WRITTEN INSTRUCTION:
Among the lines below, count those with "frac". Give only the number.

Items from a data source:
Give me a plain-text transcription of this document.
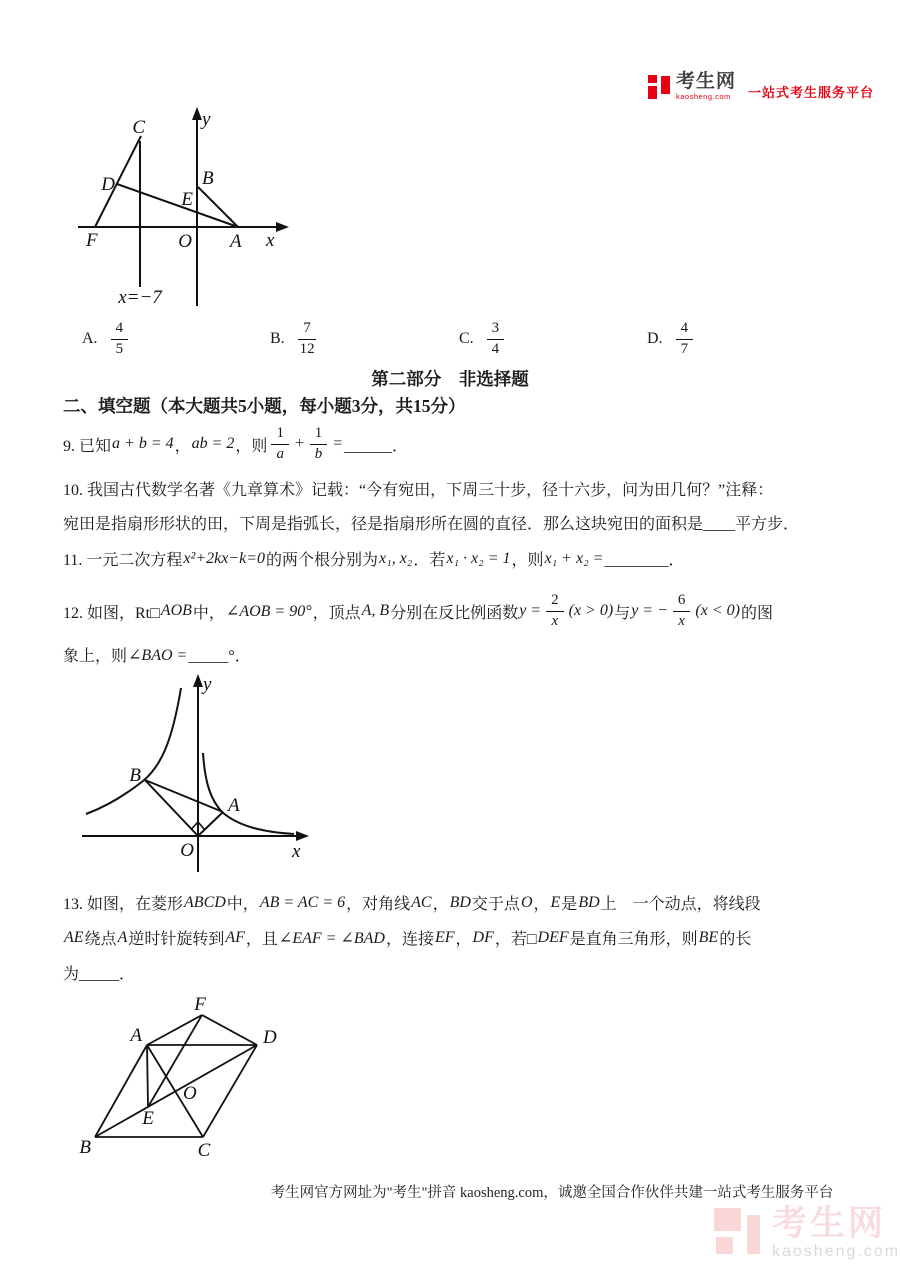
考生网
kaosheng.com	一站式考生服务平台
C
D	B
E
F	O A x
y
x=−7
A. $\frac{4}{5}$	B. $\frac{7}{12}$	C. $\frac{3}{4}$	D. $\frac{4}{7}$
第二部分　非选择题
二、填空题（本大题共5小题，每小题3分，共15分）
9. 已知 a + b = 4 ， ab = 2 ，则 $\frac{1}{a} + \frac{1}{b}$ = ______．
10. 我国古代数学名著《九章算术》记载：“今有宛田，下周三十步，径十六步，问为田几何？”注释：
宛田是指扇形形状的田，下周是指弧长，径是指扇形所在圆的直径．那么这块宛田的面积是____平方步．
11. 一元二次方程 x²+2kx−k=0 的两个根分别为 x₁, x₂ ．若 x₁ · x₂ = 1 ，则 x₁ + x₂ = ________．
12. 如图，Rt□ AOB 中， ∠AOB = 90° ，顶点 A, B 分别在反比例函数 $y = \frac{2}{x} (x > 0)$ 与 y = − $\frac{6}{x} (x < 0)$ 的图
象上，则 ∠BAO = _____°．
B
A
O	x
y
13. 如图，在菱形 ABCD 中， AB = AC = 6 ，对角线 AC ， BD 交于点 O ， E 是 BD 上　一个动点，将线段
AE 绕点 A 逆时针旋转到 AF ，且 ∠EAF = ∠BAD ，连接 EF ， DF ，若□ DEF 是直角三角形，则 BE 的长
为_____．
F
A	D
O
E
B	C
考生网官方网址为"考生"拼音 kaosheng.com，诚邀全国合作伙伴共建一站式考生服务平台
考生网
kaosheng.com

SOLUTION TO THIS TASK:
3